═════ Dataset content
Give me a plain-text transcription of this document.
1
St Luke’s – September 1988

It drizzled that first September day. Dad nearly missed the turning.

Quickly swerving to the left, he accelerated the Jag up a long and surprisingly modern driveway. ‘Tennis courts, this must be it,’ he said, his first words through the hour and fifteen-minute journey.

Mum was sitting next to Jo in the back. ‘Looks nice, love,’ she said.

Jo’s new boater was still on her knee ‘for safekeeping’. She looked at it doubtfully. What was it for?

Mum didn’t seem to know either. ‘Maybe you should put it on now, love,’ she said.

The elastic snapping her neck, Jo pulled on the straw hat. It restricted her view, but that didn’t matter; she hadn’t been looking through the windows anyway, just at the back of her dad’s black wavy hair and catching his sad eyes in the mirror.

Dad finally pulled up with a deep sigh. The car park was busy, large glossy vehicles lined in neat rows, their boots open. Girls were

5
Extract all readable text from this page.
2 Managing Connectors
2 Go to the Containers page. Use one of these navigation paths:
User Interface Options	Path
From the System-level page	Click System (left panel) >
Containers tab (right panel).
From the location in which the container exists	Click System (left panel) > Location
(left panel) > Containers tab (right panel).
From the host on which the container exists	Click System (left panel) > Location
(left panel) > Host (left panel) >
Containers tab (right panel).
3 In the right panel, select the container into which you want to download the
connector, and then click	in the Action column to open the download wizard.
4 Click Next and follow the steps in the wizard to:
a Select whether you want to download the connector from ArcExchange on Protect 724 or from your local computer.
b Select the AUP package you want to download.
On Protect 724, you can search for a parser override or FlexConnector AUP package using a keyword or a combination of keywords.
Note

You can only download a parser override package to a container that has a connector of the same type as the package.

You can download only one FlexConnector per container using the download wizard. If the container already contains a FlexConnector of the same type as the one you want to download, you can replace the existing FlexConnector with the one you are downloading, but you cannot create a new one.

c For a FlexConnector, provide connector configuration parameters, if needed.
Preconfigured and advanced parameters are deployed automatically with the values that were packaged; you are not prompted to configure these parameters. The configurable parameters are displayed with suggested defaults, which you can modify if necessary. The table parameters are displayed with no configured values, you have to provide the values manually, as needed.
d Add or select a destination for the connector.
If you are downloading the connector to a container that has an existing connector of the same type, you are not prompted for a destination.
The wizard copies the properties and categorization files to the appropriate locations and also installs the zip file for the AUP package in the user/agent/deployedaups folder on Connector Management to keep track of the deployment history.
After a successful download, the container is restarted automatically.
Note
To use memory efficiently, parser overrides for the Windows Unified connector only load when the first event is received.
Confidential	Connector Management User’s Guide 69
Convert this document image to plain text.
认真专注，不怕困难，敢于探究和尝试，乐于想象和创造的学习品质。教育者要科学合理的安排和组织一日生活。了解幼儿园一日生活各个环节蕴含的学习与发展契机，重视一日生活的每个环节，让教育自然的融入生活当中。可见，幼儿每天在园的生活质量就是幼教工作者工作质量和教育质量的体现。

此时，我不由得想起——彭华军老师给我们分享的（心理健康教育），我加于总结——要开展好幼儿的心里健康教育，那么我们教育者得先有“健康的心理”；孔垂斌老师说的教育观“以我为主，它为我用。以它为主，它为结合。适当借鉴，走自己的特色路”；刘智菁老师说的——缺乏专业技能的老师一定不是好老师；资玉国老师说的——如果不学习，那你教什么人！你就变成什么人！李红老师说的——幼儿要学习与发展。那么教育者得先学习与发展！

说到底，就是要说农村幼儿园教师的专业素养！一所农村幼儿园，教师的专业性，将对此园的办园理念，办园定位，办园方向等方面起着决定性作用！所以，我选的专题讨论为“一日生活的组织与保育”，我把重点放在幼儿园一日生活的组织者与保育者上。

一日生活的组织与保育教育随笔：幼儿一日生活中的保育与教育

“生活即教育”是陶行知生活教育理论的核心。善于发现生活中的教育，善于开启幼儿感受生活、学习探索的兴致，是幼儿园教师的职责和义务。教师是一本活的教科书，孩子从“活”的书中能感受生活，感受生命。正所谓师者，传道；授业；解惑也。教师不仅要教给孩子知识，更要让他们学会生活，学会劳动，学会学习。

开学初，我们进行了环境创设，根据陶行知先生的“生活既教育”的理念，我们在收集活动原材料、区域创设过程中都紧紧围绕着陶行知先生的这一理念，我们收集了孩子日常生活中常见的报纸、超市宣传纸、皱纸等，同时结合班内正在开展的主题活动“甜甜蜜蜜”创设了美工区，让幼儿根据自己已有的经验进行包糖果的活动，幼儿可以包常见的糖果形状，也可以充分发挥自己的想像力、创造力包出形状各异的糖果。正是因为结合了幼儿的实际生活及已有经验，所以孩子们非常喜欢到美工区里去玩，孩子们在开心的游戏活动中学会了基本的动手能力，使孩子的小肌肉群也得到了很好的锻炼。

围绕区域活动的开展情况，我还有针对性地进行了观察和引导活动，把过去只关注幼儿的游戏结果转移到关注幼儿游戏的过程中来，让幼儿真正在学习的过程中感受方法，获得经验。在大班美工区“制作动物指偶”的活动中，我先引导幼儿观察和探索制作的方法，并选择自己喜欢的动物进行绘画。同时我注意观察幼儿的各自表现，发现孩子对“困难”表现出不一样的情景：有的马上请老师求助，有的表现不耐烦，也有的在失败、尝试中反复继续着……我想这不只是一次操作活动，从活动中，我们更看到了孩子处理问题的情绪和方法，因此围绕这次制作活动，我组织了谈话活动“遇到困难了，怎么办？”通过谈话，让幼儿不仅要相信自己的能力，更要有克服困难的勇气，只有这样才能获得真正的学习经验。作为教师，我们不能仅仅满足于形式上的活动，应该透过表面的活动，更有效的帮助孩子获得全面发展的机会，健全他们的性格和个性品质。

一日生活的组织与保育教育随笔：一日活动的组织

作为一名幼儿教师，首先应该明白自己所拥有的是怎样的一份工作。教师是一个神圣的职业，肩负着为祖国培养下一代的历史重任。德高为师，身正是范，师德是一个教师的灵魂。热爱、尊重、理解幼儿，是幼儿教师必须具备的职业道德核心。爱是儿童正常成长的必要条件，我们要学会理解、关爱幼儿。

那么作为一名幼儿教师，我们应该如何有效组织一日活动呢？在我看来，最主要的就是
══════════
The task » Go through the records and print each one exactly.

Solution below »
Give me a plain-text transcription of this document.
1
St Luke’s – September 1988

It drizzled that first September day. Dad nearly missed the turning.

Quickly swerving to the left, he accelerated the Jag up a long and surprisingly modern driveway. ‘Tennis courts, this must be it,’ he said, his first words through the hour and fifteen-minute journey.

Mum was sitting next to Jo in the back. ‘Looks nice, love,’ she said.

Jo’s new boater was still on her knee ‘for safekeeping’. She looked at it doubtfully. What was it for?

Mum didn’t seem to know either. ‘Maybe you should put it on now, love,’ she said.

The elastic snapping her neck, Jo pulled on the straw hat. It restricted her view, but that didn’t matter; she hadn’t been looking through the windows anyway, just at the back of her dad’s black wavy hair and catching his sad eyes in the mirror.

Dad finally pulled up with a deep sigh. The car park was busy, large glossy vehicles lined in neat rows, their boots open. Girls were

5
Extract all readable text from this page.
2 Managing Connectors
2 Go to the Containers page. Use one of these navigation paths:
User Interface Options	Path
From the System-level page	Click System (left panel) >
Containers tab (right panel).
From the location in which the container exists	Click System (left panel) > Location
(left panel) > Containers tab (right panel).
From the host on which the container exists	Click System (left panel) > Location
(left panel) > Host (left panel) >
Containers tab (right panel).
3 In the right panel, select the container into which you want to download the
connector, and then click	in the Action column to open the download wizard.
4 Click Next and follow the steps in the wizard to:
a Select whether you want to download the connector from ArcExchange on Protect 724 or from your local computer.
b Select the AUP package you want to download.
On Protect 724, you can search for a parser override or FlexConnector AUP package using a keyword or a combination of keywords.
Note

You can only download a parser override package to a container that has a connector of the same type as the package.

You can download only one FlexConnector per container using the download wizard. If the container already contains a FlexConnector of the same type as the one you want to download, you can replace the existing FlexConnector with the one you are downloading, but you cannot create a new one.

c For a FlexConnector, provide connector configuration parameters, if needed.
Preconfigured and advanced parameters are deployed automatically with the values that were packaged; you are not prompted to configure these parameters. The configurable parameters are displayed with suggested defaults, which you can modify if necessary. The table parameters are displayed with no configured values, you have to provide the values manually, as needed.
d Add or select a destination for the connector.
If you are downloading the connector to a container that has an existing connector of the same type, you are not prompted for a destination.
The wizard copies the properties and categorization files to the appropriate locations and also installs the zip file for the AUP package in the user/agent/deployedaups folder on Connector Management to keep track of the deployment history.
After a successful download, the container is restarted automatically.
Note
To use memory efficiently, parser overrides for the Windows Unified connector only load when the first event is received.
Confidential	Connector Management User’s Guide 69
Convert this document image to plain text.
认真专注，不怕困难，敢于探究和尝试，乐于想象和创造的学习品质。教育者要科学合理的安排和组织一日生活。了解幼儿园一日生活各个环节蕴含的学习与发展契机，重视一日生活的每个环节，让教育自然的融入生活当中。可见，幼儿每天在园的生活质量就是幼教工作者工作质量和教育质量的体现。

此时，我不由得想起——彭华军老师给我们分享的（心理健康教育），我加于总结——要开展好幼儿的心里健康教育，那么我们教育者得先有“健康的心理”；孔垂斌老师说的教育观“以我为主，它为我用。以它为主，它为结合。适当借鉴，走自己的特色路”；刘智菁老师说的——缺乏专业技能的老师一定不是好老师；资玉国老师说的——如果不学习，那你教什么人！你就变成什么人！李红老师说的——幼儿要学习与发展。那么教育者得先学习与发展！

说到底，就是要说农村幼儿园教师的专业素养！一所农村幼儿园，教师的专业性，将对此园的办园理念，办园定位，办园方向等方面起着决定性作用！所以，我选的专题讨论为“一日生活的组织与保育”，我把重点放在幼儿园一日生活的组织者与保育者上。

一日生活的组织与保育教育随笔：幼儿一日生活中的保育与教育

“生活即教育”是陶行知生活教育理论的核心。善于发现生活中的教育，善于开启幼儿感受生活、学习探索的兴致，是幼儿园教师的职责和义务。教师是一本活的教科书，孩子从“活”的书中能感受生活，感受生命。正所谓师者，传道；授业；解惑也。教师不仅要教给孩子知识，更要让他们学会生活，学会劳动，学会学习。

开学初，我们进行了环境创设，根据陶行知先生的“生活既教育”的理念，我们在收集活动原材料、区域创设过程中都紧紧围绕着陶行知先生的这一理念，我们收集了孩子日常生活中常见的报纸、超市宣传纸、皱纸等，同时结合班内正在开展的主题活动“甜甜蜜蜜”创设了美工区，让幼儿根据自己已有的经验进行包糖果的活动，幼儿可以包常见的糖果形状，也可以充分发挥自己的想像力、创造力包出形状各异的糖果。正是因为结合了幼儿的实际生活及已有经验，所以孩子们非常喜欢到美工区里去玩，孩子们在开心的游戏活动中学会了基本的动手能力，使孩子的小肌肉群也得到了很好的锻炼。

围绕区域活动的开展情况，我还有针对性地进行了观察和引导活动，把过去只关注幼儿的游戏结果转移到关注幼儿游戏的过程中来，让幼儿真正在学习的过程中感受方法，获得经验。在大班美工区“制作动物指偶”的活动中，我先引导幼儿观察和探索制作的方法，并选择自己喜欢的动物进行绘画。同时我注意观察幼儿的各自表现，发现孩子对“困难”表现出不一样的情景：有的马上请老师求助，有的表现不耐烦，也有的在失败、尝试中反复继续着……我想这不只是一次操作活动，从活动中，我们更看到了孩子处理问题的情绪和方法，因此围绕这次制作活动，我组织了谈话活动“遇到困难了，怎么办？”通过谈话，让幼儿不仅要相信自己的能力，更要有克服困难的勇气，只有这样才能获得真正的学习经验。作为教师，我们不能仅仅满足于形式上的活动，应该透过表面的活动，更有效的帮助孩子获得全面发展的机会，健全他们的性格和个性品质。

一日生活的组织与保育教育随笔：一日活动的组织

作为一名幼儿教师，首先应该明白自己所拥有的是怎样的一份工作。教师是一个神圣的职业，肩负着为祖国培养下一代的历史重任。德高为师，身正是范，师德是一个教师的灵魂。热爱、尊重、理解幼儿，是幼儿教师必须具备的职业道德核心。爱是儿童正常成长的必要条件，我们要学会理解、关爱幼儿。

那么作为一名幼儿教师，我们应该如何有效组织一日活动呢？在我看来，最主要的就是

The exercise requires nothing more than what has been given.